**Exercise:** The entries below contain pictures. Retype everything except those pictures, exactly as given.

►

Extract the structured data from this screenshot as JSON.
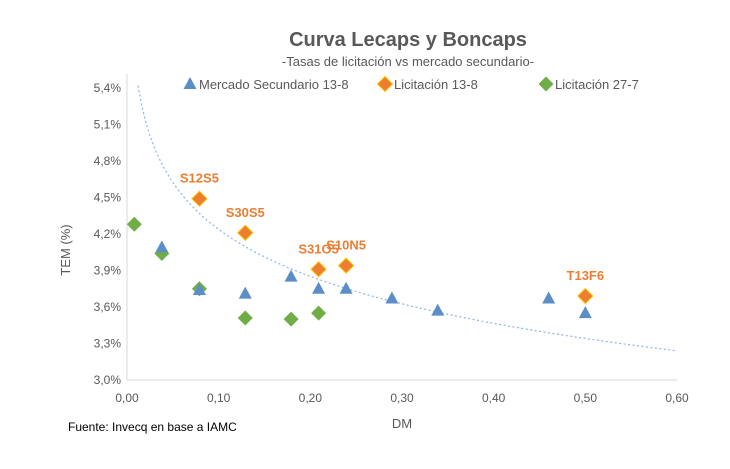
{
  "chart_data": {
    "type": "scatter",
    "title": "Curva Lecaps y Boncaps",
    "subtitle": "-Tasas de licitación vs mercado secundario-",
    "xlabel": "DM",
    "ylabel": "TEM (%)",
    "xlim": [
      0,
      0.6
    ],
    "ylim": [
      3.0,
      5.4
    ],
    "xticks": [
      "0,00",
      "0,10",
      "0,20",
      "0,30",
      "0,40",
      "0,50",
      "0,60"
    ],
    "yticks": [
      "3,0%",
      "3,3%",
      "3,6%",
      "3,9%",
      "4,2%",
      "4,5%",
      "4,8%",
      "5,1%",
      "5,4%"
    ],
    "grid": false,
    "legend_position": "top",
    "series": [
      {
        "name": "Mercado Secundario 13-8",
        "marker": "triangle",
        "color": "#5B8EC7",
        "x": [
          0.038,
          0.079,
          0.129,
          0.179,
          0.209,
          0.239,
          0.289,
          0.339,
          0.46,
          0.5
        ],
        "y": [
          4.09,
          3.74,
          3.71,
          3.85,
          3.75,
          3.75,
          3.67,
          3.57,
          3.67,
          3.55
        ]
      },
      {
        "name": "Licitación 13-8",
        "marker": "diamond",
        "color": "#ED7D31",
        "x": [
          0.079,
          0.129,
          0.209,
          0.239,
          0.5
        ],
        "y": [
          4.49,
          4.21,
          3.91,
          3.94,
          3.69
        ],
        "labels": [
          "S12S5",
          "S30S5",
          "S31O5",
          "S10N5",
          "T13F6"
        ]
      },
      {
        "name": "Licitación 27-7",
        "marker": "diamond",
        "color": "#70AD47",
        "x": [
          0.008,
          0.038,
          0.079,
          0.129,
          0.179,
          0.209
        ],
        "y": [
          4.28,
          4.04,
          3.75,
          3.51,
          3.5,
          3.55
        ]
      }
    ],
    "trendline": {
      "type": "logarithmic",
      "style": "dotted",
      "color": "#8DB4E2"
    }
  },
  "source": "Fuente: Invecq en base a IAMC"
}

◄

**Response to the exercise:**
Extract the structured data from this screenshot as JSON.
{
  "chart_data": {
    "type": "scatter",
    "title": "Curva Lecaps y Boncaps",
    "subtitle": "-Tasas de licitación vs mercado secundario-",
    "xlabel": "DM",
    "ylabel": "TEM (%)",
    "xlim": [
      0,
      0.6
    ],
    "ylim": [
      3.0,
      5.4
    ],
    "xticks": [
      "0,00",
      "0,10",
      "0,20",
      "0,30",
      "0,40",
      "0,50",
      "0,60"
    ],
    "yticks": [
      "3,0%",
      "3,3%",
      "3,6%",
      "3,9%",
      "4,2%",
      "4,5%",
      "4,8%",
      "5,1%",
      "5,4%"
    ],
    "grid": false,
    "legend_position": "top",
    "series": [
      {
        "name": "Mercado Secundario 13-8",
        "marker": "triangle",
        "color": "#5B8EC7",
        "x": [
          0.038,
          0.079,
          0.129,
          0.179,
          0.209,
          0.239,
          0.289,
          0.339,
          0.46,
          0.5
        ],
        "y": [
          4.09,
          3.74,
          3.71,
          3.85,
          3.75,
          3.75,
          3.67,
          3.57,
          3.67,
          3.55
        ]
      },
      {
        "name": "Licitación 13-8",
        "marker": "diamond",
        "color": "#ED7D31",
        "x": [
          0.079,
          0.129,
          0.209,
          0.239,
          0.5
        ],
        "y": [
          4.49,
          4.21,
          3.91,
          3.94,
          3.69
        ],
        "labels": [
          "S12S5",
          "S30S5",
          "S31O5",
          "S10N5",
          "T13F6"
        ]
      },
      {
        "name": "Licitación 27-7",
        "marker": "diamond",
        "color": "#70AD47",
        "x": [
          0.008,
          0.038,
          0.079,
          0.129,
          0.179,
          0.209
        ],
        "y": [
          4.28,
          4.04,
          3.75,
          3.51,
          3.5,
          3.55
        ]
      }
    ],
    "trendline": {
      "type": "logarithmic",
      "style": "dotted",
      "color": "#8DB4E2"
    }
  },
  "source": "Fuente: Invecq en base a IAMC"
}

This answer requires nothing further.